---- Record set
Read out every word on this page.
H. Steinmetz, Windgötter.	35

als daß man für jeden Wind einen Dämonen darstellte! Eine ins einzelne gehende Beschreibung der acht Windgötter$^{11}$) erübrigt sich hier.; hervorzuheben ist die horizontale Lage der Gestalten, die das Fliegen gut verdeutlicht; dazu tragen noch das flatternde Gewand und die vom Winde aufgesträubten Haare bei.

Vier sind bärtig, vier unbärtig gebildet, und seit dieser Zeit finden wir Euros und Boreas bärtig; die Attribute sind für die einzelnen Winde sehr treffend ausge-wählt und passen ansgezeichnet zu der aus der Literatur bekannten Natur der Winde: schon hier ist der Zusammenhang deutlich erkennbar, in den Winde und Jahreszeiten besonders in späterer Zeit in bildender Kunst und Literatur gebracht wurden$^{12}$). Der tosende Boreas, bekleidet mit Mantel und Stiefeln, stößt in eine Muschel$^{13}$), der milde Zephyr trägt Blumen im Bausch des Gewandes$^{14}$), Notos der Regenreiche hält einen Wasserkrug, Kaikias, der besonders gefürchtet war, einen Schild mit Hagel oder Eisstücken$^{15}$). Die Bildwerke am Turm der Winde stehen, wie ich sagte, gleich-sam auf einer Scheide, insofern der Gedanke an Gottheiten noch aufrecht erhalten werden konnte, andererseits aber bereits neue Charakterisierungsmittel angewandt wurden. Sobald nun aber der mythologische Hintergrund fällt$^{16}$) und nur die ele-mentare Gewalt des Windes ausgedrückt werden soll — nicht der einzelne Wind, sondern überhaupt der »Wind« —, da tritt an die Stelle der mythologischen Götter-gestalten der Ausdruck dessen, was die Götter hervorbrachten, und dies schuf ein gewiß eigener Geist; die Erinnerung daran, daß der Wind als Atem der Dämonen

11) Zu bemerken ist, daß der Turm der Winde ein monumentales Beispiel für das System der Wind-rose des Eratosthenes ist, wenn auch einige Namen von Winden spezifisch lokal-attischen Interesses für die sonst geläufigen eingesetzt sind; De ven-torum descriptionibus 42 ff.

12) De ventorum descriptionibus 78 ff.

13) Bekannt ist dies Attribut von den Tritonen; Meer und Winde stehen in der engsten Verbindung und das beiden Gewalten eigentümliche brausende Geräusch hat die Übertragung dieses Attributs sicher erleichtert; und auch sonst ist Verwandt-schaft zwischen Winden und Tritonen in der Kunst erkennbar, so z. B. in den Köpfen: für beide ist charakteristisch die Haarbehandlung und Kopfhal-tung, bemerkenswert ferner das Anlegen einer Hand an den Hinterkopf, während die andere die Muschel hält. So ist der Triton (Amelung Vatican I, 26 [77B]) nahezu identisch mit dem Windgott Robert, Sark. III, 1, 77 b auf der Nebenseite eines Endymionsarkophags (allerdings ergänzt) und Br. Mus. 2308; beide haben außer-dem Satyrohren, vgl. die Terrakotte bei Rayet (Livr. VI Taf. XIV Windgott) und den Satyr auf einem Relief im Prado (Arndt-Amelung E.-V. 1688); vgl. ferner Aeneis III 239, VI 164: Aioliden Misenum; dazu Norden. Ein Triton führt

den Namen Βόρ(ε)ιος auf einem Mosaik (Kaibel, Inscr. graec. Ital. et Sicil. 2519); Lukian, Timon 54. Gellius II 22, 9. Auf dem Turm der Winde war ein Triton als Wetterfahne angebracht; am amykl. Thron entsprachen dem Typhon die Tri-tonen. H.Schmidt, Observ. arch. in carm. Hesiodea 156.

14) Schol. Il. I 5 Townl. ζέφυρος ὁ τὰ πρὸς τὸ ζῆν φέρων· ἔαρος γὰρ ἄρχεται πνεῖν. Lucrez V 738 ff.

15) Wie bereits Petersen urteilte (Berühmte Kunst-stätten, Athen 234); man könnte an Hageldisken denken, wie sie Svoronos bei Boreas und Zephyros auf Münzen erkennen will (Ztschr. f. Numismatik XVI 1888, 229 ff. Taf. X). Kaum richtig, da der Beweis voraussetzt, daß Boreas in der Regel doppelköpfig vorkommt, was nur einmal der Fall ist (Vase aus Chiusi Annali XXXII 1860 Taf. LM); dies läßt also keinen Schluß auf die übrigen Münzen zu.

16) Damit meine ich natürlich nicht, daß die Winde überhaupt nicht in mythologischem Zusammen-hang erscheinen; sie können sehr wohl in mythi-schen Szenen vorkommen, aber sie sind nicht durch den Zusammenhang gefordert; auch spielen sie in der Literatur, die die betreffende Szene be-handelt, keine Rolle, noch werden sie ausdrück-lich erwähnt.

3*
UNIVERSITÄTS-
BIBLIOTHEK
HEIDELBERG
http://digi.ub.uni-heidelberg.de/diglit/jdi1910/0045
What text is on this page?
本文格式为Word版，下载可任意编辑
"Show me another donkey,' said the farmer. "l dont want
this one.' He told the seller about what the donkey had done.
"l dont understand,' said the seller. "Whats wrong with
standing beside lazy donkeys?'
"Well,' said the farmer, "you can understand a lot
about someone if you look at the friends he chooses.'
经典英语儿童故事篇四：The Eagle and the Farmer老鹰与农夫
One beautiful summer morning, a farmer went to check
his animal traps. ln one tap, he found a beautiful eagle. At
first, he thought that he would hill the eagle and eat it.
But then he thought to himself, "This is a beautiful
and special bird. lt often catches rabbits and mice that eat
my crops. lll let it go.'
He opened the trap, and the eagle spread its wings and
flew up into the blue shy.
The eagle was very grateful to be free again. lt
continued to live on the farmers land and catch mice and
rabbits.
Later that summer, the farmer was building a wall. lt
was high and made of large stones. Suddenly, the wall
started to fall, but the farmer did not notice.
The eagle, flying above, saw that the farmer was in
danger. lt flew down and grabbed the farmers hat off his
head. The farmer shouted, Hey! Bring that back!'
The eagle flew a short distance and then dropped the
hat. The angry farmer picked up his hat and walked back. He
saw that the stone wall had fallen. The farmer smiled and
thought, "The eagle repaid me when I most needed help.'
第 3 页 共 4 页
--------
Goal of the exercise — Copy all lines in the listing above where the string "einzelne" appears.

Completed exercise —
als daß man für jeden Wind einen Dämonen darstellte! Eine ins einzelne gehende Beschreibung der acht Windgötter$^{11}$) erübrigt sich hier.; hervorzuheben ist die horizontale Lage der Gestalten, die das Fliegen gut verdeutlicht; dazu tragen noch das flatternde Gewand und die vom Winde aufgesträubten Haare bei.
Vier sind bärtig, vier unbärtig gebildet, und seit dieser Zeit finden wir Euros und Boreas bärtig; die Attribute sind für die einzelnen Winde sehr treffend ausge-wählt und passen ansgezeichnet zu der aus der Literatur bekannten Natur der Winde: schon hier ist der Zusammenhang deutlich erkennbar, in den Winde und Jahreszeiten besonders in späterer Zeit in bildender Kunst und Literatur gebracht wurden$^{12}$). Der tosende Boreas, bekleidet mit Mantel und Stiefeln, stößt in eine Muschel$^{13}$), der milde Zephyr trägt Blumen im Bausch des Gewandes$^{14}$), Notos der Regenreiche hält einen Wasserkrug, Kaikias, der besonders gefürchtet war, einen Schild mit Hagel oder Eisstücken$^{15}$). Die Bildwerke am Turm der Winde stehen, wie ich sagte, gleich-sam auf einer Scheide, insofern der Gedanke an Gottheiten noch aufrecht erhalten werden konnte, andererseits aber bereits neue Charakterisierungsmittel angewandt wurden. Sobald nun aber der mythologische Hintergrund fällt$^{16}$) und nur die ele-mentare Gewalt des Windes ausgedrückt werden soll — nicht der einzelne Wind, sondern überhaupt der »Wind« —, da tritt an die Stelle der mythologischen Götter-gestalten der Ausdruck dessen, was die Götter hervorbrachten, und dies schuf ein gewiß eigener Geist; die Erinnerung daran, daß der Wind als Atem der Dämonen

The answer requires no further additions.